> Records from a collection:
▼
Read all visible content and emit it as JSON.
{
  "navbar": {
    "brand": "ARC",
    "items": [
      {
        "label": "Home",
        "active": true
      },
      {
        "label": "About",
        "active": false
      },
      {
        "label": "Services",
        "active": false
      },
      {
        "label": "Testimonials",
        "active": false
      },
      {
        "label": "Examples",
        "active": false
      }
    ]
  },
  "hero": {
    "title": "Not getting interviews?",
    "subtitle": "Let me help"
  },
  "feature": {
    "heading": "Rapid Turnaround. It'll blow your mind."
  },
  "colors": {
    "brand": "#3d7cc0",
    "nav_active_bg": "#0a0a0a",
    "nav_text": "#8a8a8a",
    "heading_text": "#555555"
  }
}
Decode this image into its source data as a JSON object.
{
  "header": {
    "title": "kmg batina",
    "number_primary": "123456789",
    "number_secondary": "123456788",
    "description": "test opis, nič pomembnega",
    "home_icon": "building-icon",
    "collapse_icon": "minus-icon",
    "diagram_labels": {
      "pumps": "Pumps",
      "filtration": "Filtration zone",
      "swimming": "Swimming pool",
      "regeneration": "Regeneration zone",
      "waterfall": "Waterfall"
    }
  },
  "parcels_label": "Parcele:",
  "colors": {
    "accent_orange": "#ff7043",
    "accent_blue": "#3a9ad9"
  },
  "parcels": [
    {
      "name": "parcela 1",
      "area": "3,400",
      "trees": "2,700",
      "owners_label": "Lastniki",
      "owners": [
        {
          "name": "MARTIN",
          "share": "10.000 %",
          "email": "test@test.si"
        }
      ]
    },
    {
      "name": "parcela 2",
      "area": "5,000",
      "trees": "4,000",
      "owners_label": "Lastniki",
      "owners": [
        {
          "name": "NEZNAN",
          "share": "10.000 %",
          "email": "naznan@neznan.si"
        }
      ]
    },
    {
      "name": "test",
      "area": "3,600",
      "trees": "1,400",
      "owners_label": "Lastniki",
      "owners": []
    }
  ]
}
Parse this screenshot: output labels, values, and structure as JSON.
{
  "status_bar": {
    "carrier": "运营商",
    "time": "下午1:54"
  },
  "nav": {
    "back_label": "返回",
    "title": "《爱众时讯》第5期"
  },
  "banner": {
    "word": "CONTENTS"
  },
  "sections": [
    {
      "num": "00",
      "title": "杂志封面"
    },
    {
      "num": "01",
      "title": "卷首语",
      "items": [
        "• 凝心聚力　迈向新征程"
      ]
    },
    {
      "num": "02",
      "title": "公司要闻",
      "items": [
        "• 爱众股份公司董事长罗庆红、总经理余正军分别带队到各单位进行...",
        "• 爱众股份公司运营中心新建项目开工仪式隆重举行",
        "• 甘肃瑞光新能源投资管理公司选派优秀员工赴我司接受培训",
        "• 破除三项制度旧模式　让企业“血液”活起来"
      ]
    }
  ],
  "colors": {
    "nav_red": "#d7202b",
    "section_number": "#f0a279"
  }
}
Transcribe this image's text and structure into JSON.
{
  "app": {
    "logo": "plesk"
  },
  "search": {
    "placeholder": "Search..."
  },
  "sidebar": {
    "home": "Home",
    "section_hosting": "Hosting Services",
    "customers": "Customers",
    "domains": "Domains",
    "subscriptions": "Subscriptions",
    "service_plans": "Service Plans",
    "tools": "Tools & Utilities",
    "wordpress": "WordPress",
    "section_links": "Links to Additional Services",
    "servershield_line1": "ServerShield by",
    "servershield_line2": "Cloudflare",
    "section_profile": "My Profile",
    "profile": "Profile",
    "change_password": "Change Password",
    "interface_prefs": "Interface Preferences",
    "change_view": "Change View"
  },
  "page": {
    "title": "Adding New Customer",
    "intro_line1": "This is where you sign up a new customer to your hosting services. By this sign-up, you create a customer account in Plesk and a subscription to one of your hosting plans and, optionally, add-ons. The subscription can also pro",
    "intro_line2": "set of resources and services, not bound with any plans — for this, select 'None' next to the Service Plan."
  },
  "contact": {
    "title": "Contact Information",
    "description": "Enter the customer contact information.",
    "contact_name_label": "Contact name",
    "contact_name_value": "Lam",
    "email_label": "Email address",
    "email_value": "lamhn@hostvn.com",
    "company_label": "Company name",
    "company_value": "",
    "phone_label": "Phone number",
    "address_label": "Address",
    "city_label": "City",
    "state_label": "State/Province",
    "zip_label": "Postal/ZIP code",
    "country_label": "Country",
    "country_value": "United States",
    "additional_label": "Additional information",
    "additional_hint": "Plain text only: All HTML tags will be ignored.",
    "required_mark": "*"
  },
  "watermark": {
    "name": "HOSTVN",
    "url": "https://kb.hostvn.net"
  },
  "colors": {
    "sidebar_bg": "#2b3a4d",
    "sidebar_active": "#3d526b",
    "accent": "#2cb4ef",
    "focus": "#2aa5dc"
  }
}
▲
> PROBLEM TO WORK ON: Identify all lines where the word "Change" shows up. Copy them.

> ANSWER TO THIS TASK:
    "change_password": "Change Password",
    "change_view": "Change View"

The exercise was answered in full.